[begin Provided records]
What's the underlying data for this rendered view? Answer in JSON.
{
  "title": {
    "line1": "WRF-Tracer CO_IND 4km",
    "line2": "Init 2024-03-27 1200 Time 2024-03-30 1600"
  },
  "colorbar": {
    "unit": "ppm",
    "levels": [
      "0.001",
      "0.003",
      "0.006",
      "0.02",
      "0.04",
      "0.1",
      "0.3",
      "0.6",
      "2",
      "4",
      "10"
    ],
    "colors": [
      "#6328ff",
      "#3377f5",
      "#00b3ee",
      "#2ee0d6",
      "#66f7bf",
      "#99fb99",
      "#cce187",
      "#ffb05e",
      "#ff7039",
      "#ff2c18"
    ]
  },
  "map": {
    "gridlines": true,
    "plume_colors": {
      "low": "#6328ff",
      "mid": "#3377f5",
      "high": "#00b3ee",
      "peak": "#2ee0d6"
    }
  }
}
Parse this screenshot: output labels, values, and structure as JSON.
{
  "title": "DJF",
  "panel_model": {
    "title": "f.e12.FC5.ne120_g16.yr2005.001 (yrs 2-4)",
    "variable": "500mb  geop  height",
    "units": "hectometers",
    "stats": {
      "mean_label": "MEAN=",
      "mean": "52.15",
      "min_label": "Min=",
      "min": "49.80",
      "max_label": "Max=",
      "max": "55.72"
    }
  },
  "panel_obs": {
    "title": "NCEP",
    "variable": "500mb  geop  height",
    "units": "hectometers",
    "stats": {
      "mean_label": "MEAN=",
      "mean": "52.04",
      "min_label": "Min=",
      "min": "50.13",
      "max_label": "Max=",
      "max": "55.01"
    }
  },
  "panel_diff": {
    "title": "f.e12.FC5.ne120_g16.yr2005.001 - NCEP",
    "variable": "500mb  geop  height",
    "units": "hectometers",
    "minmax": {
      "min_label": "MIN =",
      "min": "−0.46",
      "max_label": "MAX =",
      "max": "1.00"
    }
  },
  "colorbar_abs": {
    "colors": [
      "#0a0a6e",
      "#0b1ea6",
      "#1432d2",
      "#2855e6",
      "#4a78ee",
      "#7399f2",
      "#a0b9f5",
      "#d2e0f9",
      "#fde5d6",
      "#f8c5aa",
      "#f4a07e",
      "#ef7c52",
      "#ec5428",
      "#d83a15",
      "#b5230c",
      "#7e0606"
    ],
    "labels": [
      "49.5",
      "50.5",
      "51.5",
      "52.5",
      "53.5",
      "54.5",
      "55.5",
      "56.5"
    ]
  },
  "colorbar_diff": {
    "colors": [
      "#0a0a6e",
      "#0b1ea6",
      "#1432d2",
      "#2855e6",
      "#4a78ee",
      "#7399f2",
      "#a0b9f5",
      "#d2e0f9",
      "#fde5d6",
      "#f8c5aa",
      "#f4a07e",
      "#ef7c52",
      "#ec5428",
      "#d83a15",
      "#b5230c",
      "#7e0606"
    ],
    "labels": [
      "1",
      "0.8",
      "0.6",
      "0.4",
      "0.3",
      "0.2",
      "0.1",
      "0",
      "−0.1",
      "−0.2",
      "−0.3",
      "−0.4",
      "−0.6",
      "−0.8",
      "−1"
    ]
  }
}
[end Provided records]
Job. Retype all of the material above with every character intact.

Response below.
What's the underlying data for this rendered view? Answer in JSON.
{
  "title": {
    "line1": "WRF-Tracer CO_IND 4km",
    "line2": "Init 2024-03-27 1200 Time 2024-03-30 1600"
  },
  "colorbar": {
    "unit": "ppm",
    "levels": [
      "0.001",
      "0.003",
      "0.006",
      "0.02",
      "0.04",
      "0.1",
      "0.3",
      "0.6",
      "2",
      "4",
      "10"
    ],
    "colors": [
      "#6328ff",
      "#3377f5",
      "#00b3ee",
      "#2ee0d6",
      "#66f7bf",
      "#99fb99",
      "#cce187",
      "#ffb05e",
      "#ff7039",
      "#ff2c18"
    ]
  },
  "map": {
    "gridlines": true,
    "plume_colors": {
      "low": "#6328ff",
      "mid": "#3377f5",
      "high": "#00b3ee",
      "peak": "#2ee0d6"
    }
  }
}
Parse this screenshot: output labels, values, and structure as JSON.
{
  "title": "DJF",
  "panel_model": {
    "title": "f.e12.FC5.ne120_g16.yr2005.001 (yrs 2-4)",
    "variable": "500mb  geop  height",
    "units": "hectometers",
    "stats": {
      "mean_label": "MEAN=",
      "mean": "52.15",
      "min_label": "Min=",
      "min": "49.80",
      "max_label": "Max=",
      "max": "55.72"
    }
  },
  "panel_obs": {
    "title": "NCEP",
    "variable": "500mb  geop  height",
    "units": "hectometers",
    "stats": {
      "mean_label": "MEAN=",
      "mean": "52.04",
      "min_label": "Min=",
      "min": "50.13",
      "max_label": "Max=",
      "max": "55.01"
    }
  },
  "panel_diff": {
    "title": "f.e12.FC5.ne120_g16.yr2005.001 - NCEP",
    "variable": "500mb  geop  height",
    "units": "hectometers",
    "minmax": {
      "min_label": "MIN =",
      "min": "−0.46",
      "max_label": "MAX =",
      "max": "1.00"
    }
  },
  "colorbar_abs": {
    "colors": [
      "#0a0a6e",
      "#0b1ea6",
      "#1432d2",
      "#2855e6",
      "#4a78ee",
      "#7399f2",
      "#a0b9f5",
      "#d2e0f9",
      "#fde5d6",
      "#f8c5aa",
      "#f4a07e",
      "#ef7c52",
      "#ec5428",
      "#d83a15",
      "#b5230c",
      "#7e0606"
    ],
    "labels": [
      "49.5",
      "50.5",
      "51.5",
      "52.5",
      "53.5",
      "54.5",
      "55.5",
      "56.5"
    ]
  },
  "colorbar_diff": {
    "colors": [
      "#0a0a6e",
      "#0b1ea6",
      "#1432d2",
      "#2855e6",
      "#4a78ee",
      "#7399f2",
      "#a0b9f5",
      "#d2e0f9",
      "#fde5d6",
      "#f8c5aa",
      "#f4a07e",
      "#ef7c52",
      "#ec5428",
      "#d83a15",
      "#b5230c",
      "#7e0606"
    ],
    "labels": [
      "1",
      "0.8",
      "0.6",
      "0.4",
      "0.3",
      "0.2",
      "0.1",
      "0",
      "−0.1",
      "−0.2",
      "−0.3",
      "−0.4",
      "−0.6",
      "−0.8",
      "−1"
    ]
  }
}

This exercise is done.